### Provided material:
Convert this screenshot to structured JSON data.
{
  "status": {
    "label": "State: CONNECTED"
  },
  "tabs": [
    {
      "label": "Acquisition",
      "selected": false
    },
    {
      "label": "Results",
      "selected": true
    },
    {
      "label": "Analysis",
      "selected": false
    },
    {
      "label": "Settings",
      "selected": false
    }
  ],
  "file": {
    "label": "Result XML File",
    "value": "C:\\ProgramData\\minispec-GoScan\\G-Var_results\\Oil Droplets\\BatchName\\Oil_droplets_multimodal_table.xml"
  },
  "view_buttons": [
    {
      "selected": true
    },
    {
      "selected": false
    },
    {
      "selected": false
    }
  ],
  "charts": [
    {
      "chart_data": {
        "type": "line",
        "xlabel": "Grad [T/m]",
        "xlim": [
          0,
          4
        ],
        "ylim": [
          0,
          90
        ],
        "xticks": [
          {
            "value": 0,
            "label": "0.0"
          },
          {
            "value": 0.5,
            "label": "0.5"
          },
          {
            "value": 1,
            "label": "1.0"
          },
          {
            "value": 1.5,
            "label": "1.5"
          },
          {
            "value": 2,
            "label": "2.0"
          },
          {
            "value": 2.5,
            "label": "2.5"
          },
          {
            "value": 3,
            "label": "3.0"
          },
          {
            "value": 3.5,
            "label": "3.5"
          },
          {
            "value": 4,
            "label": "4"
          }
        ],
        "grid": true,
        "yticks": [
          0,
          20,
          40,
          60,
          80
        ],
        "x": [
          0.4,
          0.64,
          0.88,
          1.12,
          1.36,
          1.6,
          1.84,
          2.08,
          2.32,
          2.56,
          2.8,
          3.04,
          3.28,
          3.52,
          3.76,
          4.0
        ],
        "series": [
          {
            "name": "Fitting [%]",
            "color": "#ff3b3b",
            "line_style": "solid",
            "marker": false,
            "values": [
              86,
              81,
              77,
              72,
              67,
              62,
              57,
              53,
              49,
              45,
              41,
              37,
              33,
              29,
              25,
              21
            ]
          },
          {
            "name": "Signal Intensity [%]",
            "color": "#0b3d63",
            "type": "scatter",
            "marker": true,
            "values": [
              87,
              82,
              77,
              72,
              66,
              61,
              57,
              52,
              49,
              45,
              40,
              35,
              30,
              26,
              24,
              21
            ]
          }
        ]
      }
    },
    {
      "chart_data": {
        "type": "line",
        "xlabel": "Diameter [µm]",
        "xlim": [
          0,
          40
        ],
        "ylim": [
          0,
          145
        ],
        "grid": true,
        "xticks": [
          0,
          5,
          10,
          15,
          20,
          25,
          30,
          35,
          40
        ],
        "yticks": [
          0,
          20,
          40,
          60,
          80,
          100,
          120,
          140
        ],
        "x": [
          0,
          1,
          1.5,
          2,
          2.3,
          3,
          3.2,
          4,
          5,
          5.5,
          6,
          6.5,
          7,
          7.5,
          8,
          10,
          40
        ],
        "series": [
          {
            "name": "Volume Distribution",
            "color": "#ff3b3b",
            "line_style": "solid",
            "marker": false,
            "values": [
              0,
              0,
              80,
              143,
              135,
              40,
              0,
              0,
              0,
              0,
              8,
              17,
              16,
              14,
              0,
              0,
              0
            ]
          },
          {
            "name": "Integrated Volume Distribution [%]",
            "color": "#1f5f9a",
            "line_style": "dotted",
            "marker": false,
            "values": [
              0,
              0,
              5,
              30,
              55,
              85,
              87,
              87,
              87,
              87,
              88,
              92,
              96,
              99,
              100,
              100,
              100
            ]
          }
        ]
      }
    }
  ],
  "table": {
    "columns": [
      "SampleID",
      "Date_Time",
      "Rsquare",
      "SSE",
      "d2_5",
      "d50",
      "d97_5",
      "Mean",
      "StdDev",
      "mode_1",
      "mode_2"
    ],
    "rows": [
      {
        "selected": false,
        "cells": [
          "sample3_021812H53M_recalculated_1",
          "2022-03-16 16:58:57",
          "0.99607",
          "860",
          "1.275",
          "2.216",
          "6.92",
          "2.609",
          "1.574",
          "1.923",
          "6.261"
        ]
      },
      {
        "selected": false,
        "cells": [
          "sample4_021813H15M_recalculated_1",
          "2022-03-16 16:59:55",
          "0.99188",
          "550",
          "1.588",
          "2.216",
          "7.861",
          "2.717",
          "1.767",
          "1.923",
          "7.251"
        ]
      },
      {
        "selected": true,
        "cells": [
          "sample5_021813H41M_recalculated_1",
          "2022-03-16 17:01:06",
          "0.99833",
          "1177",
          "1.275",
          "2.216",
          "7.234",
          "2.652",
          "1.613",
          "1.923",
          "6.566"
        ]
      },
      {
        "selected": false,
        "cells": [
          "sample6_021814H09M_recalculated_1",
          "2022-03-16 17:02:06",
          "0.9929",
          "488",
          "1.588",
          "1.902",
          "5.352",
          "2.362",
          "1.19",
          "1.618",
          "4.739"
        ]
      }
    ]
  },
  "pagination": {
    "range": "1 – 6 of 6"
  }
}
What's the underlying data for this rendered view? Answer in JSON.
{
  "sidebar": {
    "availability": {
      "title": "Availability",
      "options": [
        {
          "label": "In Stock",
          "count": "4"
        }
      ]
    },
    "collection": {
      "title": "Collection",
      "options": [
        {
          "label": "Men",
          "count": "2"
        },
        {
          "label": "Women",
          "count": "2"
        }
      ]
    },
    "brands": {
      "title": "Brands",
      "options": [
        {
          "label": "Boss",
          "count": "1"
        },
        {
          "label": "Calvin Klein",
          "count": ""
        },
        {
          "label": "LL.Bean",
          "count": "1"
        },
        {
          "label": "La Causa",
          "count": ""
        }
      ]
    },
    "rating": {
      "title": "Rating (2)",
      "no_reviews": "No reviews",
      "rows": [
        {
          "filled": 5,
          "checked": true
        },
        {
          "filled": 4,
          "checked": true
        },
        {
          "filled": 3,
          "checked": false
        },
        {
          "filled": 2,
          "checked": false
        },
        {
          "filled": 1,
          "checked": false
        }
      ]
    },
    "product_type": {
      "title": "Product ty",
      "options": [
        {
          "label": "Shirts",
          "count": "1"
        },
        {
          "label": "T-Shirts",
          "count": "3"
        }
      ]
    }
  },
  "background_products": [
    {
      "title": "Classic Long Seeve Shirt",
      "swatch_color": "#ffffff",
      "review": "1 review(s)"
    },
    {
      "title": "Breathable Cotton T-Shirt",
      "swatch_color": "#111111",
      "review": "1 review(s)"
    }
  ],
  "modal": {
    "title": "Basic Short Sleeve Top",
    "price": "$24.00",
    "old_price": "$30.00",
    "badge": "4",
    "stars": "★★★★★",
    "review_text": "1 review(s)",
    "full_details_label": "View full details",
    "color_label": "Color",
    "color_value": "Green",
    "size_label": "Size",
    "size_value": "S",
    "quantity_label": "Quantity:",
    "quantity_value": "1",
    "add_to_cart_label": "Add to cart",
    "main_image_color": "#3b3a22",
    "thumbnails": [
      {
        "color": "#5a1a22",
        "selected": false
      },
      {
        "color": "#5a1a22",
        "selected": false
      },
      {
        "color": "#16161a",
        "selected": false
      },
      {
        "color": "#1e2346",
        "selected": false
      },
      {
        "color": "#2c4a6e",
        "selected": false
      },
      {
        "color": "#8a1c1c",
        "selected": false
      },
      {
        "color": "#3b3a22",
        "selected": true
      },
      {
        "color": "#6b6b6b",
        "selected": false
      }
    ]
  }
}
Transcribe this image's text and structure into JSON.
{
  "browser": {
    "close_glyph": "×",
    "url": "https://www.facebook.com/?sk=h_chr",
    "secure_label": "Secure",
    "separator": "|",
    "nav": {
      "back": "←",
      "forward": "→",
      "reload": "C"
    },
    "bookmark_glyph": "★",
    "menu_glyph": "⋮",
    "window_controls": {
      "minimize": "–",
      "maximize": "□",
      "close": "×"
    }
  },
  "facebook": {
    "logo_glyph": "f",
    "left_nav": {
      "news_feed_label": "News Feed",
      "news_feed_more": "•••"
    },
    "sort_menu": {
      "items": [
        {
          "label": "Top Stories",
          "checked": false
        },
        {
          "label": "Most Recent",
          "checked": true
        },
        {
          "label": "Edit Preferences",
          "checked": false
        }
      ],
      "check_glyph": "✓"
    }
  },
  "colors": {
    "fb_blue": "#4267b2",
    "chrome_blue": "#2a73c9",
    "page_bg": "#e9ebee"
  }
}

### What you should do:
Pull every line containing the word "JSON" out of the material and copy it.

### The completed task:
Convert this screenshot to structured JSON data.
What's the underlying data for this rendered view? Answer in JSON.
Transcribe this image's text and structure into JSON.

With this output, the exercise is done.